(begin)

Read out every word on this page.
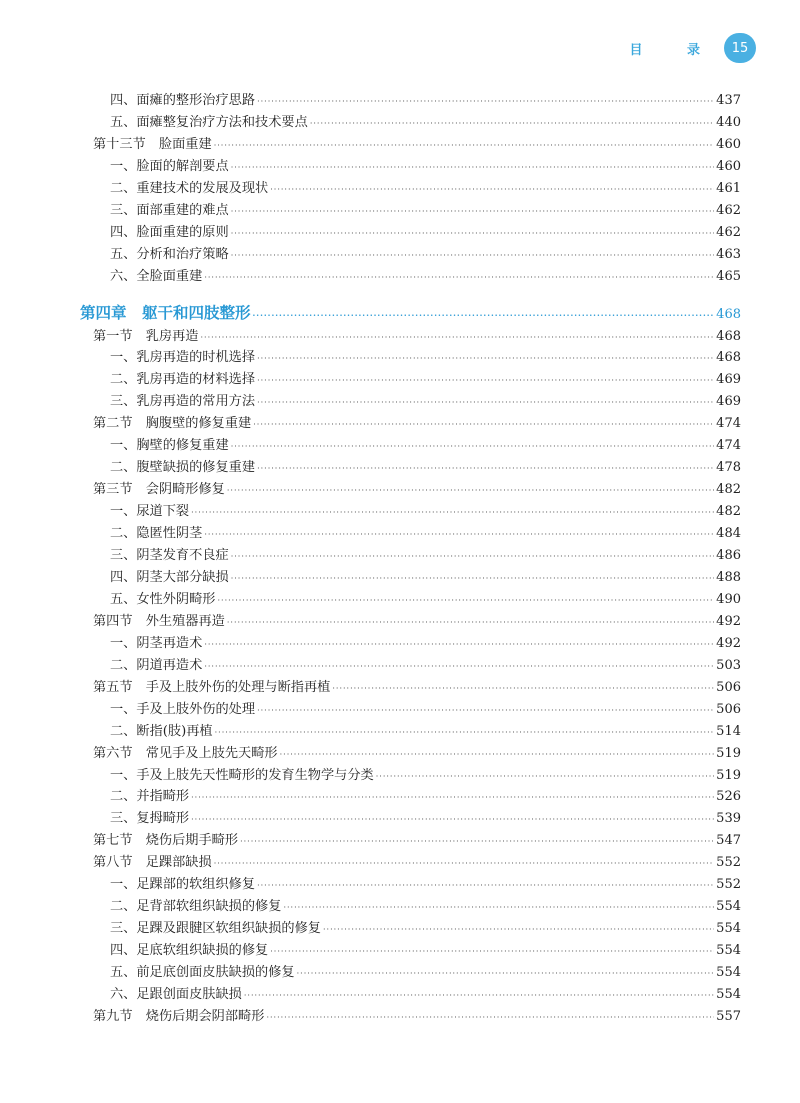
目 录 15
四、面瘫的整形治疗思路 ·····	437
五、面瘫整复治疗方法和技术要点 ·····	440
第十三节　脸面重建 ·····	460
一、脸面的解剖要点 ·····	460
二、重建技术的发展及现状 ·····	461
三、面部重建的难点 ·····	462
四、脸面重建的原则 ·····	462
五、分析和治疗策略 ·····	463
六、全脸面重建 ·····	465
第四章　躯干和四肢整形 ·····	468
第一节　乳房再造 ·····	468
一、乳房再造的时机选择 ·····	468
二、乳房再造的材料选择 ·····	469
三、乳房再造的常用方法 ·····	469
第二节　胸腹壁的修复重建 ·····	474
一、胸壁的修复重建 ·····	474
二、腹壁缺损的修复重建 ·····	478
第三节　会阴畸形修复 ·····	482
一、尿道下裂 ·····	482
二、隐匿性阴茎 ·····	484
三、阴茎发育不良症 ·····	486
四、阴茎大部分缺损 ·····	488
五、女性外阴畸形 ·····	490
第四节　外生殖器再造 ·····	492
一、阴茎再造术 ·····	492
二、阴道再造术 ·····	503
第五节　手及上肢外伤的处理与断指再植 ·····	506
一、手及上肢外伤的处理 ·····	506
二、断指(肢)再植 ·····	514
第六节　常见手及上肢先天畸形 ·····	519
一、手及上肢先天性畸形的发育生物学与分类 ·····	519
二、并指畸形 ·····	526
三、复拇畸形 ·····	539
第七节　烧伤后期手畸形 ·····	547
第八节　足踝部缺损 ·····	552
一、足踝部的软组织修复 ·····	552
二、足背部软组织缺损的修复 ·····	554
三、足踝及跟腱区软组织缺损的修复 ·····	554
四、足底软组织缺损的修复 ·····	554
五、前足底创面皮肤缺损的修复 ·····	554
六、足跟创面皮肤缺损 ·····	554
第九节　烧伤后期会阴部畸形 ·····	557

(end)

### What to work on
Copy the records exactly. Skip the pictures.

### Solution to this problem
Read out every word on this page.
目 录 15
四、面瘫的整形治疗思路 ·····	437
五、面瘫整复治疗方法和技术要点 ·····	440
第十三节　脸面重建 ·····	460
一、脸面的解剖要点 ·····	460
二、重建技术的发展及现状 ·····	461
三、面部重建的难点 ·····	462
四、脸面重建的原则 ·····	462
五、分析和治疗策略 ·····	463
六、全脸面重建 ·····	465
第四章　躯干和四肢整形 ·····	468
第一节　乳房再造 ·····	468
一、乳房再造的时机选择 ·····	468
二、乳房再造的材料选择 ·····	469
三、乳房再造的常用方法 ·····	469
第二节　胸腹壁的修复重建 ·····	474
一、胸壁的修复重建 ·····	474
二、腹壁缺损的修复重建 ·····	478
第三节　会阴畸形修复 ·····	482
一、尿道下裂 ·····	482
二、隐匿性阴茎 ·····	484
三、阴茎发育不良症 ·····	486
四、阴茎大部分缺损 ·····	488
五、女性外阴畸形 ·····	490
第四节　外生殖器再造 ·····	492
一、阴茎再造术 ·····	492
二、阴道再造术 ·····	503
第五节　手及上肢外伤的处理与断指再植 ·····	506
一、手及上肢外伤的处理 ·····	506
二、断指(肢)再植 ·····	514
第六节　常见手及上肢先天畸形 ·····	519
一、手及上肢先天性畸形的发育生物学与分类 ·····	519
二、并指畸形 ·····	526
三、复拇畸形 ·····	539
第七节　烧伤后期手畸形 ·····	547
第八节　足踝部缺损 ·····	552
一、足踝部的软组织修复 ·····	552
二、足背部软组织缺损的修复 ·····	554
三、足踝及跟腱区软组织缺损的修复 ·····	554
四、足底软组织缺损的修复 ·····	554
五、前足底创面皮肤缺损的修复 ·····	554
六、足跟创面皮肤缺损 ·····	554
第九节　烧伤后期会阴部畸形 ·····	557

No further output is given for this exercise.